• **Problem requirements**
Output the material below unchanged, apart from leaving out the pictures.

• **Given records**
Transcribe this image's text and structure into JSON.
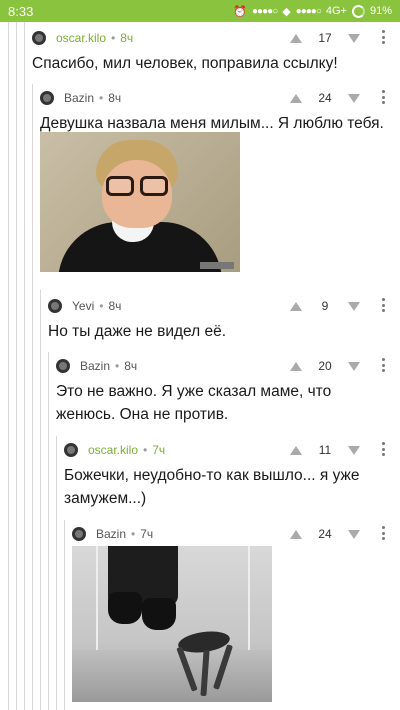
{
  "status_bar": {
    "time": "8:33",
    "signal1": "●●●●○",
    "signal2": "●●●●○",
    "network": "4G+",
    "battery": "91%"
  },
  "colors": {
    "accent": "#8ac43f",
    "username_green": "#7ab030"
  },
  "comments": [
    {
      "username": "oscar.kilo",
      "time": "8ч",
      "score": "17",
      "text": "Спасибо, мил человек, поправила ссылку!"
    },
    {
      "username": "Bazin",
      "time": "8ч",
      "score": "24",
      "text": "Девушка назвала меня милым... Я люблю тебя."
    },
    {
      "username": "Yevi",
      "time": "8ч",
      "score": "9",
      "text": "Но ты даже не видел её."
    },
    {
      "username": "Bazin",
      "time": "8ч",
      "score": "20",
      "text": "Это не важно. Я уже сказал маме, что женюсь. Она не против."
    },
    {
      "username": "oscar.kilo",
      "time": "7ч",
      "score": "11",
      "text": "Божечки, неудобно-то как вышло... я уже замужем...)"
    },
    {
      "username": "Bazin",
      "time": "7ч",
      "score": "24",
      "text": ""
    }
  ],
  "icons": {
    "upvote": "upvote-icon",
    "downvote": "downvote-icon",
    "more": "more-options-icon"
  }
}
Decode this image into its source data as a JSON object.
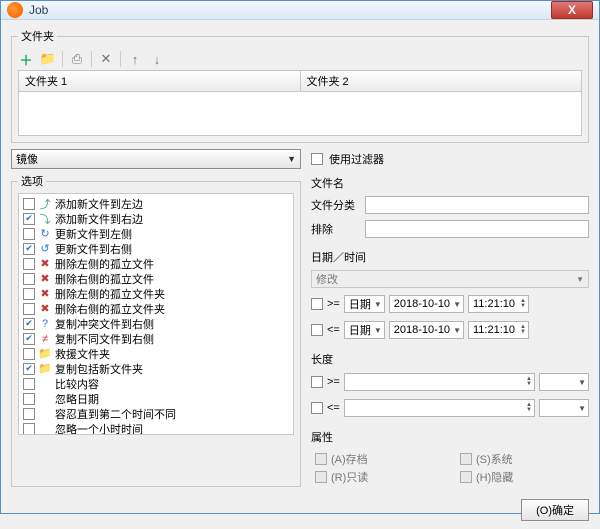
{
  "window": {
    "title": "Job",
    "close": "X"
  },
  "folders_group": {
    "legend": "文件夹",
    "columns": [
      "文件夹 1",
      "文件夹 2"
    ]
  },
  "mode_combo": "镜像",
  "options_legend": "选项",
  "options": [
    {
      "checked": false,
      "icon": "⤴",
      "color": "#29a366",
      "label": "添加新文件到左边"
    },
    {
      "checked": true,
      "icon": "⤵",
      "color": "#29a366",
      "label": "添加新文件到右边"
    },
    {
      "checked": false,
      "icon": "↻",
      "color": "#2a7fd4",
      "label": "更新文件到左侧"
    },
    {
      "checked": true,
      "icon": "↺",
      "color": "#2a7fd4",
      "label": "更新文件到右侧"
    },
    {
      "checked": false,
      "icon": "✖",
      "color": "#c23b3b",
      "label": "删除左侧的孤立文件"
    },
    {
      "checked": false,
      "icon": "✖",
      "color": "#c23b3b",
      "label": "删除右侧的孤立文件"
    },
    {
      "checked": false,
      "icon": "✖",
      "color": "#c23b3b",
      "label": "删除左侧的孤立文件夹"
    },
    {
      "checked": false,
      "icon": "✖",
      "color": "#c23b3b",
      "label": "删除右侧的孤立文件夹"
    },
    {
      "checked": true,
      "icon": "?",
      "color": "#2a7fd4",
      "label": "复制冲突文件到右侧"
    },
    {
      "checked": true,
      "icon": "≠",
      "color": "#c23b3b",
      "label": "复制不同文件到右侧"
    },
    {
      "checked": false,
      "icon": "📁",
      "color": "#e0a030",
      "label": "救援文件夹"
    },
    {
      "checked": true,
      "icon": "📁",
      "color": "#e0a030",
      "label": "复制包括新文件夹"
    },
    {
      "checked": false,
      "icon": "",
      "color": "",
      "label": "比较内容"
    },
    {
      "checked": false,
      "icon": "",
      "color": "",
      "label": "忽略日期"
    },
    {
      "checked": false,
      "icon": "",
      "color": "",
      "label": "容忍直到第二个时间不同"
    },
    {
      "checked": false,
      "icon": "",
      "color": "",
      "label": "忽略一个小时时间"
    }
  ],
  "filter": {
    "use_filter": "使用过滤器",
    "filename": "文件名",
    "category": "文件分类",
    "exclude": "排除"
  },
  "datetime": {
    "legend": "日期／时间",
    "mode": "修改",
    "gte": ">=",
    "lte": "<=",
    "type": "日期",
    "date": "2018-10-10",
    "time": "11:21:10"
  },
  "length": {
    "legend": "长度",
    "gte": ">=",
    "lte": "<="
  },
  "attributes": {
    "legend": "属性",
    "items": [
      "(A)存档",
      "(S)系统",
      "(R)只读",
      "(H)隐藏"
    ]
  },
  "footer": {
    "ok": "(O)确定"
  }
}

• **Solution to the problem**
Transcribe this image's text and structure into JSON.
{
  "status_bar": {
    "time": "8:33",
    "signal1": "●●●●○",
    "signal2": "●●●●○",
    "network": "4G+",
    "battery": "91%"
  },
  "colors": {
    "accent": "#8ac43f",
    "username_green": "#7ab030"
  },
  "comments": [
    {
      "username": "oscar.kilo",
      "time": "8ч",
      "score": "17",
      "text": "Спасибо, мил человек, поправила ссылку!"
    },
    {
      "username": "Bazin",
      "time": "8ч",
      "score": "24",
      "text": "Девушка назвала меня милым... Я люблю тебя."
    },
    {
      "username": "Yevi",
      "time": "8ч",
      "score": "9",
      "text": "Но ты даже не видел её."
    },
    {
      "username": "Bazin",
      "time": "8ч",
      "score": "20",
      "text": "Это не важно. Я уже сказал маме, что женюсь. Она не против."
    },
    {
      "username": "oscar.kilo",
      "time": "7ч",
      "score": "11",
      "text": "Божечки, неудобно-то как вышло... я уже замужем...)"
    },
    {
      "username": "Bazin",
      "time": "7ч",
      "score": "24",
      "text": ""
    }
  ],
  "icons": {
    "upvote": "upvote-icon",
    "downvote": "downvote-icon",
    "more": "more-options-icon"
  }
}
Decode this image into its source data as a JSON object.
{
  "window": {
    "title": "Job",
    "close": "X"
  },
  "folders_group": {
    "legend": "文件夹",
    "columns": [
      "文件夹 1",
      "文件夹 2"
    ]
  },
  "mode_combo": "镜像",
  "options_legend": "选项",
  "options": [
    {
      "checked": false,
      "icon": "⤴",
      "color": "#29a366",
      "label": "添加新文件到左边"
    },
    {
      "checked": true,
      "icon": "⤵",
      "color": "#29a366",
      "label": "添加新文件到右边"
    },
    {
      "checked": false,
      "icon": "↻",
      "color": "#2a7fd4",
      "label": "更新文件到左侧"
    },
    {
      "checked": true,
      "icon": "↺",
      "color": "#2a7fd4",
      "label": "更新文件到右侧"
    },
    {
      "checked": false,
      "icon": "✖",
      "color": "#c23b3b",
      "label": "删除左侧的孤立文件"
    },
    {
      "checked": false,
      "icon": "✖",
      "color": "#c23b3b",
      "label": "删除右侧的孤立文件"
    },
    {
      "checked": false,
      "icon": "✖",
      "color": "#c23b3b",
      "label": "删除左侧的孤立文件夹"
    },
    {
      "checked": false,
      "icon": "✖",
      "color": "#c23b3b",
      "label": "删除右侧的孤立文件夹"
    },
    {
      "checked": true,
      "icon": "?",
      "color": "#2a7fd4",
      "label": "复制冲突文件到右侧"
    },
    {
      "checked": true,
      "icon": "≠",
      "color": "#c23b3b",
      "label": "复制不同文件到右侧"
    },
    {
      "checked": false,
      "icon": "📁",
      "color": "#e0a030",
      "label": "救援文件夹"
    },
    {
      "checked": true,
      "icon": "📁",
      "color": "#e0a030",
      "label": "复制包括新文件夹"
    },
    {
      "checked": false,
      "icon": "",
      "color": "",
      "label": "比较内容"
    },
    {
      "checked": false,
      "icon": "",
      "color": "",
      "label": "忽略日期"
    },
    {
      "checked": false,
      "icon": "",
      "color": "",
      "label": "容忍直到第二个时间不同"
    },
    {
      "checked": false,
      "icon": "",
      "color": "",
      "label": "忽略一个小时时间"
    }
  ],
  "filter": {
    "use_filter": "使用过滤器",
    "filename": "文件名",
    "category": "文件分类",
    "exclude": "排除"
  },
  "datetime": {
    "legend": "日期／时间",
    "mode": "修改",
    "gte": ">=",
    "lte": "<=",
    "type": "日期",
    "date": "2018-10-10",
    "time": "11:21:10"
  },
  "length": {
    "legend": "长度",
    "gte": ">=",
    "lte": "<="
  },
  "attributes": {
    "legend": "属性",
    "items": [
      "(A)存档",
      "(S)系统",
      "(R)只读",
      "(H)隐藏"
    ]
  },
  "footer": {
    "ok": "(O)确定"
  }
}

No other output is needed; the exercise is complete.